Glossario
Lavoro notturno
Il lavoro notturno è l'attività svolta per almeno tre ore nel periodo notturno, disciplinato dal D.Lgs. 66/2003: comporta limiti, tutele e una sorveglianza sanitaria specifica per i lavoratori notturni.
Il lavoro notturno è l’attività lavorativa che si svolge nel periodo notturno, individuato dal D.Lgs. 66/2003 in un intervallo di almeno sette ore consecutive comprendenti quelle a cavallo della mezzanotte. È considerato lavoratore notturno chi svolge durante tale periodo almeno tre ore del proprio orario giornaliero in modo abituale, oppure una parte del proprio orario secondo le soglie fissate dalla contrattazione collettiva o, in mancanza, dalla legge.
Tutele e limiti
Il lavoro notturno incide su salute e ritmi biologici e per questo è oggetto di regole specifiche. Il datore di lavoro deve valutarne gli effetti nel DVR, tenendo conto del lavoro notturno e a turni tra i fattori di rischio organizzativo. Sono previsti limiti di durata media della prestazione, la consultazione delle rappresentanze prima di introdurre il lavoro notturno e forme di priorità al trasferimento diurno per alcune categorie tutelate, come i genitori di figli piccoli.

__Attività da svolgere__:
Prosegui la voce di glossario sul lavoro notturno a partire dal punto in cui si interrompe.

__Dati forniti__:
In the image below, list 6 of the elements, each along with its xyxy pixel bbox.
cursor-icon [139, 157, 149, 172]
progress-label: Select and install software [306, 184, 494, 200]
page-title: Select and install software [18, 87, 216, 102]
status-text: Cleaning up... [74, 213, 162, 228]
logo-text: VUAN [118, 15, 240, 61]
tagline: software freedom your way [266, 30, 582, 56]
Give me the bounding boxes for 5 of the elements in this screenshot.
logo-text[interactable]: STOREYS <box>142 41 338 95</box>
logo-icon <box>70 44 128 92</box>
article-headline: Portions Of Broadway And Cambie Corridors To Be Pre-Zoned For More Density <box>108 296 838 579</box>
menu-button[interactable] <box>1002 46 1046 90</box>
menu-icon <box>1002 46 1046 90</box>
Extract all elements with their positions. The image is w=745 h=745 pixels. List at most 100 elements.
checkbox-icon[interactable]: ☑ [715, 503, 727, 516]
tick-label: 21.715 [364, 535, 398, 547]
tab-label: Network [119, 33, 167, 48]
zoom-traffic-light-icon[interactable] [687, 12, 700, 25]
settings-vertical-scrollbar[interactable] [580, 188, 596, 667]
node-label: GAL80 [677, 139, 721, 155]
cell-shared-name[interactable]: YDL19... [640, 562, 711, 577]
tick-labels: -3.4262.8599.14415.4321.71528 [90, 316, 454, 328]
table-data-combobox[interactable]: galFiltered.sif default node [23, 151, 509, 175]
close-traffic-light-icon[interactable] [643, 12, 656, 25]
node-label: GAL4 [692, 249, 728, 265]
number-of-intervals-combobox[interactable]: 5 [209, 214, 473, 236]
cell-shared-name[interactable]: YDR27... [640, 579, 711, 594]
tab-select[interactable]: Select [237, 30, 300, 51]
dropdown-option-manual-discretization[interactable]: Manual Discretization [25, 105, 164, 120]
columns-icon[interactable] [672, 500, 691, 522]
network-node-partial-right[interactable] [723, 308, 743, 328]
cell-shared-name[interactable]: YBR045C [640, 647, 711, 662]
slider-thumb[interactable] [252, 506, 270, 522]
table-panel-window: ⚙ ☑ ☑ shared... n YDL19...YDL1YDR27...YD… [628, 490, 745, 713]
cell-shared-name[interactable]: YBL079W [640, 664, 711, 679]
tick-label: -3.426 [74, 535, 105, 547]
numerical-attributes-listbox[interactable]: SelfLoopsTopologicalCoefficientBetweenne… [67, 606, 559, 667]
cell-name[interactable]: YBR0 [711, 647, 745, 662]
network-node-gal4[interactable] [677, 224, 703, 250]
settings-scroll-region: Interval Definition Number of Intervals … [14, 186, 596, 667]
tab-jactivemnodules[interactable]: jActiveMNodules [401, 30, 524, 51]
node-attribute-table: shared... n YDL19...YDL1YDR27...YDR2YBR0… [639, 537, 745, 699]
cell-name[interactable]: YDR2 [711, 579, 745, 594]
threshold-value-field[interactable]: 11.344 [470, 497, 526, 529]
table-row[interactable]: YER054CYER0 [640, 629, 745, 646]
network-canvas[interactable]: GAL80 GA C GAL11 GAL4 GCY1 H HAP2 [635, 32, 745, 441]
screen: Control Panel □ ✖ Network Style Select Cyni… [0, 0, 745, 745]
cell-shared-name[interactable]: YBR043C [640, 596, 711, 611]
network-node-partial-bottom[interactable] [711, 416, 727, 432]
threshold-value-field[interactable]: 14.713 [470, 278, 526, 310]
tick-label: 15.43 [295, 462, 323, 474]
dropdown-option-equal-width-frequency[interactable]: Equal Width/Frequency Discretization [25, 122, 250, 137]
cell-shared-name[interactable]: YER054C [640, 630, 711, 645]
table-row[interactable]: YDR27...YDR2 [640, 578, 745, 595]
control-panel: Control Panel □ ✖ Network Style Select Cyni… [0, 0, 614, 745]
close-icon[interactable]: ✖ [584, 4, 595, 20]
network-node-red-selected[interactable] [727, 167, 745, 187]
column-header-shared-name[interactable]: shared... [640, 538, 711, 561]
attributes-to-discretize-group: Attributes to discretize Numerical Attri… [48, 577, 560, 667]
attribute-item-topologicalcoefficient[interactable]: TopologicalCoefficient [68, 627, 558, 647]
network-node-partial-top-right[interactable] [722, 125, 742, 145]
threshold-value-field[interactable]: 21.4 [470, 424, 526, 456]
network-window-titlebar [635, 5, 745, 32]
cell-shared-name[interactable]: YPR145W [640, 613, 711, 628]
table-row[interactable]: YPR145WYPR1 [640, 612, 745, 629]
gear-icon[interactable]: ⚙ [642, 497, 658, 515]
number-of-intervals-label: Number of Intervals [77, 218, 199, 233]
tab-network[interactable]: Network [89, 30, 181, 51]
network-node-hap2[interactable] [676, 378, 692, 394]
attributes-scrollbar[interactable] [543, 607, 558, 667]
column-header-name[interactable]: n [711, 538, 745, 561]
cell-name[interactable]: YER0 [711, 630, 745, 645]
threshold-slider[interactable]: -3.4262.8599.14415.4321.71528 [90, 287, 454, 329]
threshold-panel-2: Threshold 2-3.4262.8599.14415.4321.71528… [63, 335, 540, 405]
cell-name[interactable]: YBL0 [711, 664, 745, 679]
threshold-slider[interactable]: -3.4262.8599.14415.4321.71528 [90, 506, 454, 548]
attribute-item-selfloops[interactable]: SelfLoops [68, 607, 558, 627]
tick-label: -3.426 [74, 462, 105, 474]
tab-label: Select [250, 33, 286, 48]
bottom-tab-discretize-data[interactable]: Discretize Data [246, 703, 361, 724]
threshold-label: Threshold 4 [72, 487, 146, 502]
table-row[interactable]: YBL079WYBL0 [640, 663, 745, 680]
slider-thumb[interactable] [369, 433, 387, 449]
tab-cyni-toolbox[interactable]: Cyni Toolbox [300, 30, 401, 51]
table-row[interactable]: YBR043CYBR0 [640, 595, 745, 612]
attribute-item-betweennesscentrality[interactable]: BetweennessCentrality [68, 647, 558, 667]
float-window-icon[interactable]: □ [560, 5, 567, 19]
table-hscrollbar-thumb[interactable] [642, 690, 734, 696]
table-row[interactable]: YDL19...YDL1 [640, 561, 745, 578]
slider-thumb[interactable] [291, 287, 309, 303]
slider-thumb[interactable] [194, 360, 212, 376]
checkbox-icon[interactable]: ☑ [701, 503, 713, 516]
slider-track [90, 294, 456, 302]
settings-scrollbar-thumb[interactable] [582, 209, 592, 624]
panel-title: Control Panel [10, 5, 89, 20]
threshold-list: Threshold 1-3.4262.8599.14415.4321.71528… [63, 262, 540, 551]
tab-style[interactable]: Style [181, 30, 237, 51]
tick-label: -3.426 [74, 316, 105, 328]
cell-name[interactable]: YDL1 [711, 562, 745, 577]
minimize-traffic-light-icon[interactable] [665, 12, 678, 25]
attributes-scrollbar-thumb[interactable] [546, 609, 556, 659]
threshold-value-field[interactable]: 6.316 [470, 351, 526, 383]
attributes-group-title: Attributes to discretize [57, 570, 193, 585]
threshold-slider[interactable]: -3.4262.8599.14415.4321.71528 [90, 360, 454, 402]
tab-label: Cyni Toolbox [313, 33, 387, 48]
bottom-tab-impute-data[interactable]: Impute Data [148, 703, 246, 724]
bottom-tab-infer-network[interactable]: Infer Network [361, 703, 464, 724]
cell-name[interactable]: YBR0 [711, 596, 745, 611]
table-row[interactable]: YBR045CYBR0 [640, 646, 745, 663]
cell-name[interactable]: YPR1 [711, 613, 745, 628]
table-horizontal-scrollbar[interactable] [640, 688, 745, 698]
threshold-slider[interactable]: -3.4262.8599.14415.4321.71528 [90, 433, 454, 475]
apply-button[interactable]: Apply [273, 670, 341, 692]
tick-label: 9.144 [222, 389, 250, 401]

__Risposta__:
Sorveglianza sanitaria
I lavoratori notturni sono sottoposti a sorveglianza sanitaria a cadenza periodica, per accertare l’assenza di controindicazioni allo svolgimento della mansione. Quando il medico competente riscontra condizioni incompatibili, il lavoratore va adibito, ove possibile, a mansioni diurne. Ad esempio, in un reparto produttivo a ciclo continuo l’inserimento nel turno di notte richiede una visita medica preventiva e controlli successivi. Per la durata esatta dei periodi e per le soglie si rinvia al testo ufficiale del D.Lgs. 66/2003.